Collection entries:
Begin

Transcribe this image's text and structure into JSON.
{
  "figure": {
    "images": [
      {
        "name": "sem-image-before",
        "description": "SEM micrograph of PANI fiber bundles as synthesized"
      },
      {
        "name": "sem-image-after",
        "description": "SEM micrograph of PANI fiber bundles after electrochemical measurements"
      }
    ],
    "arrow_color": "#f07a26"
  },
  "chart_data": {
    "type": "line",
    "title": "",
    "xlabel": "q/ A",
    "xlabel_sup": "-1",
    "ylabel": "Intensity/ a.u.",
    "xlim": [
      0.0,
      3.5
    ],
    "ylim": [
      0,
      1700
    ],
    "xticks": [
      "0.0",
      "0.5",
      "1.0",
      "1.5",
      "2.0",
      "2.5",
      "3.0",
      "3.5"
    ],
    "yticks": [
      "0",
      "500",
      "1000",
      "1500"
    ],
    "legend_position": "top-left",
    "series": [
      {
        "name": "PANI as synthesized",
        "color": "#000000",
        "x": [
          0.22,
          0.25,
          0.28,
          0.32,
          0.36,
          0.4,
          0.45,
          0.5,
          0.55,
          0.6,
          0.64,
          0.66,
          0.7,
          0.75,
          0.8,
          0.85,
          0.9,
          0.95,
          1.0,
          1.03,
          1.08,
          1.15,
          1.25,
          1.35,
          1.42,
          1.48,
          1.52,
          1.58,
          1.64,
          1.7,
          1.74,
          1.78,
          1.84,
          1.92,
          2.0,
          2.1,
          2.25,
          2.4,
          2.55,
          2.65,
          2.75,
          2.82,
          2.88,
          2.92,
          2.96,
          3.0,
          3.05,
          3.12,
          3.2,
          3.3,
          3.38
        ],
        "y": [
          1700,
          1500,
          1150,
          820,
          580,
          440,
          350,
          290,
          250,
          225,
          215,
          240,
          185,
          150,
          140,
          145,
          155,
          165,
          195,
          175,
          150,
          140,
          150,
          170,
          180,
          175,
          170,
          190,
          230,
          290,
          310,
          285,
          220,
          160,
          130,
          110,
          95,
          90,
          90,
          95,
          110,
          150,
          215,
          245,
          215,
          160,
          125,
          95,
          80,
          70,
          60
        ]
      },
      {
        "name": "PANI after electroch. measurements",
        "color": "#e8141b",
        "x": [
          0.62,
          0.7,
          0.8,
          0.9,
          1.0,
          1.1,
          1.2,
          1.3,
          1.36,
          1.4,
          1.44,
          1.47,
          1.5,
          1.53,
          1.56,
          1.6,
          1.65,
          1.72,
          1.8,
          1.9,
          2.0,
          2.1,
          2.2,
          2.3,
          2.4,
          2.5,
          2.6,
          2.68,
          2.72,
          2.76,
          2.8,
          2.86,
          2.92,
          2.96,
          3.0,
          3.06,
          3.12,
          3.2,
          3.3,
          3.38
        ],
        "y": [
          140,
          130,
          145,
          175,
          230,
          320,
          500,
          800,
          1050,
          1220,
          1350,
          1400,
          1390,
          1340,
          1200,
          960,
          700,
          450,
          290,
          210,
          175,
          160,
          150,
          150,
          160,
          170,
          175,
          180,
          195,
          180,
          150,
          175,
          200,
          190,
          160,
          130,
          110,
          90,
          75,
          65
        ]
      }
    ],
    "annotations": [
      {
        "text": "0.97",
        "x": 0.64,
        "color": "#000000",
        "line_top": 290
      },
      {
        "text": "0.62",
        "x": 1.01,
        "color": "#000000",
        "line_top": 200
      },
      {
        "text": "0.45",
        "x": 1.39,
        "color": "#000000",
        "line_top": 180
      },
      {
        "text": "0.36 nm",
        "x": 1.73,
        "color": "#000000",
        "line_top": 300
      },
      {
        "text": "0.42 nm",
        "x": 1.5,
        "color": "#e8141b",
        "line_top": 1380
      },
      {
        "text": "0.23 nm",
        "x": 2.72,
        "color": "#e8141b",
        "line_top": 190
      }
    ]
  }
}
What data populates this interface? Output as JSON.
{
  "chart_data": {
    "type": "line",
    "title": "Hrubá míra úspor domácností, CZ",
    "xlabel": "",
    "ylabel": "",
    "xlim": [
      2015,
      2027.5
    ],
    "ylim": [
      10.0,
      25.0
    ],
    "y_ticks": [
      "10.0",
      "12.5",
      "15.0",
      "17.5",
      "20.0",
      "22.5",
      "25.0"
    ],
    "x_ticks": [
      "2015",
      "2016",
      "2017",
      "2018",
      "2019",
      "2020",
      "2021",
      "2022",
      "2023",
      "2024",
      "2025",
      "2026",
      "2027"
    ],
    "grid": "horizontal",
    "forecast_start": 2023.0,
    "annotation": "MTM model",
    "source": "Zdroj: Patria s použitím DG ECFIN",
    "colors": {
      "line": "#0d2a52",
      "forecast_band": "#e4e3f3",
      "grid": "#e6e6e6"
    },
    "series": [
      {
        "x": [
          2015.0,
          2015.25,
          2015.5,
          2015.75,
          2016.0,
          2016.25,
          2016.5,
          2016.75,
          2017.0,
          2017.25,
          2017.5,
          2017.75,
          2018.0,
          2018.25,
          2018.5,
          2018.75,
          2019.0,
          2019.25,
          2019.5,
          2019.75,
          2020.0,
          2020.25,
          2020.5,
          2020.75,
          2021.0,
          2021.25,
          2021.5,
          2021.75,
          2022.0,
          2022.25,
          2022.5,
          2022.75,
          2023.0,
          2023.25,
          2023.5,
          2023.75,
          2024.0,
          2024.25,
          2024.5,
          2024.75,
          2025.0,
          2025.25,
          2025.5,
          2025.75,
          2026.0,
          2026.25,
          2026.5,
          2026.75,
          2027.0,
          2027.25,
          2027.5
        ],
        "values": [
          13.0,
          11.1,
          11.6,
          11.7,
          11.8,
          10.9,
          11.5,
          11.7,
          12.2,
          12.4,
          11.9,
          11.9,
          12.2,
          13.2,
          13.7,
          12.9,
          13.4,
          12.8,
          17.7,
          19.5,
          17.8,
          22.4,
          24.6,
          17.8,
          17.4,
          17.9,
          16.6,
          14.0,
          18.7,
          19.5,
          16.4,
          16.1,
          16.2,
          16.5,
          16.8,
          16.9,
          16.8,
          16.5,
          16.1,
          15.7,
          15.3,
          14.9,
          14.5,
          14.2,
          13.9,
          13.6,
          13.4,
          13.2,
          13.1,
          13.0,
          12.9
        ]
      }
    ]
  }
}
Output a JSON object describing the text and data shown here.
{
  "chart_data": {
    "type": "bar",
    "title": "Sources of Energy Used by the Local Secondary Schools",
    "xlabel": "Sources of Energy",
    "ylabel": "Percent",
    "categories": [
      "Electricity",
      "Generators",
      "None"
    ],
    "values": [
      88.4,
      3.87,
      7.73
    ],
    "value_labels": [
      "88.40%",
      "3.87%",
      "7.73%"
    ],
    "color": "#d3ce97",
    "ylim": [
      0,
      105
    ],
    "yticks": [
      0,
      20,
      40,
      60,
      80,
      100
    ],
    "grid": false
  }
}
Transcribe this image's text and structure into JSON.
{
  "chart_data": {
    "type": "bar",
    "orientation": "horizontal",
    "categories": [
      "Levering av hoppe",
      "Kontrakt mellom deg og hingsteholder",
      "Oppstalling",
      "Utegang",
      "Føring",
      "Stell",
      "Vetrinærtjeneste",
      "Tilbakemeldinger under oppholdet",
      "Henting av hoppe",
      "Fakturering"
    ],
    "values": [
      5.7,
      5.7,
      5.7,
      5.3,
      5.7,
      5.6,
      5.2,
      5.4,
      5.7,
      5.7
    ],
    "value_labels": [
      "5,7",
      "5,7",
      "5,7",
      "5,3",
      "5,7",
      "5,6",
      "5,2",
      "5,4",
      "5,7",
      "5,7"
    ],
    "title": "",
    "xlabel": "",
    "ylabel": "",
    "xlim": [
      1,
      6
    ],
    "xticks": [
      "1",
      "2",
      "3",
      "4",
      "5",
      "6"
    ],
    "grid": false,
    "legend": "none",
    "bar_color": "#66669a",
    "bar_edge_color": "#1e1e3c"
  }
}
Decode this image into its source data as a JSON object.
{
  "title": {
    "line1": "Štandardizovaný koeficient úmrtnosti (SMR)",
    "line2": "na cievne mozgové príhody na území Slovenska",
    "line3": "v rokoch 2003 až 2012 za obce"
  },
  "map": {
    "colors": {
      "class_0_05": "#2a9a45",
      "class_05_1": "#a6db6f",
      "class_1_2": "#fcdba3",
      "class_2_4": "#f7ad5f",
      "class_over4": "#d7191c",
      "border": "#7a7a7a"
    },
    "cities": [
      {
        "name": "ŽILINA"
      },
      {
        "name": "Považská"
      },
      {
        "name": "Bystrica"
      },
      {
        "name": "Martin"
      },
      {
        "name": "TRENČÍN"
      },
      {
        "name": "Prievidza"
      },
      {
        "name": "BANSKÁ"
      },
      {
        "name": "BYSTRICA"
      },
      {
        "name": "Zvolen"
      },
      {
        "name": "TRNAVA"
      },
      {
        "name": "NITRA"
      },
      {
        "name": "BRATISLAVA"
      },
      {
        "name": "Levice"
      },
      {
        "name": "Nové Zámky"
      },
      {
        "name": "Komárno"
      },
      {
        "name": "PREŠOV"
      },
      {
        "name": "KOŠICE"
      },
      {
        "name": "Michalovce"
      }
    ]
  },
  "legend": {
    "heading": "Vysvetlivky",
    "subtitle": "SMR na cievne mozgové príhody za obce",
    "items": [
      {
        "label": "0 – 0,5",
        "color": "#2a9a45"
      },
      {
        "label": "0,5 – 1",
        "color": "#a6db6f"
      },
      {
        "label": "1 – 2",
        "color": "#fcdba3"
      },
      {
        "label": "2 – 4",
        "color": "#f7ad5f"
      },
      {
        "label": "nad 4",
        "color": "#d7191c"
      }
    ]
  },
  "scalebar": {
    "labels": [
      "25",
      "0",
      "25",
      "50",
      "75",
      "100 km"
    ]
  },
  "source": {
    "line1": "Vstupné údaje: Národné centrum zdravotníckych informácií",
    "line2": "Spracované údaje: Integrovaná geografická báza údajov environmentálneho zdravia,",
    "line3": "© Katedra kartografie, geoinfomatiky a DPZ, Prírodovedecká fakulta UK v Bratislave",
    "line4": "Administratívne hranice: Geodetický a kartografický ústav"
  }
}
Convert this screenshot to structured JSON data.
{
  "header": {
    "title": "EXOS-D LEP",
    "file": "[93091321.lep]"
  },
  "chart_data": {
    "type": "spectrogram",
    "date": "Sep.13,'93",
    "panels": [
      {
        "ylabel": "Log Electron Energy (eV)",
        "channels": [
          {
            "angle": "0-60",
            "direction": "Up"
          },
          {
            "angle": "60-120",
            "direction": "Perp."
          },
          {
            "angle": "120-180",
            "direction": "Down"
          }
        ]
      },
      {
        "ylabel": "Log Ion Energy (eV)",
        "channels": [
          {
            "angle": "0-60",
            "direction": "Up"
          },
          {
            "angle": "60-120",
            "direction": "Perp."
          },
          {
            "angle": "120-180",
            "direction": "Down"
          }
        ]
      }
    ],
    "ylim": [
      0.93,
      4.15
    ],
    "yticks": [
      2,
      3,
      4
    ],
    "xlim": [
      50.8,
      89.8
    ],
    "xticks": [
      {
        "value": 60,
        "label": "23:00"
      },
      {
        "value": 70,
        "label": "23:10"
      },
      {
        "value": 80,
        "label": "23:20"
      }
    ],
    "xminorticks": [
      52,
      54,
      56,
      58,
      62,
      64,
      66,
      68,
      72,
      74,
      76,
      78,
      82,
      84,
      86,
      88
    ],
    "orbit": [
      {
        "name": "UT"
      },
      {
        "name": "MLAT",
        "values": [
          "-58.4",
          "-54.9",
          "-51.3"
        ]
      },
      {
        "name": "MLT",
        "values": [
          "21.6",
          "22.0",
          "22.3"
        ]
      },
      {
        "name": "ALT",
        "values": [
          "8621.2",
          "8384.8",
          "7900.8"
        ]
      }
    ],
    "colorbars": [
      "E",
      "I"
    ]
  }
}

End

Return each line in the records that holds the string "description".

        "description": "SEM micrograph of PANI fiber bundles as synthesized"
        "description": "SEM micrograph of PANI fiber bundles after electrochemical measurements"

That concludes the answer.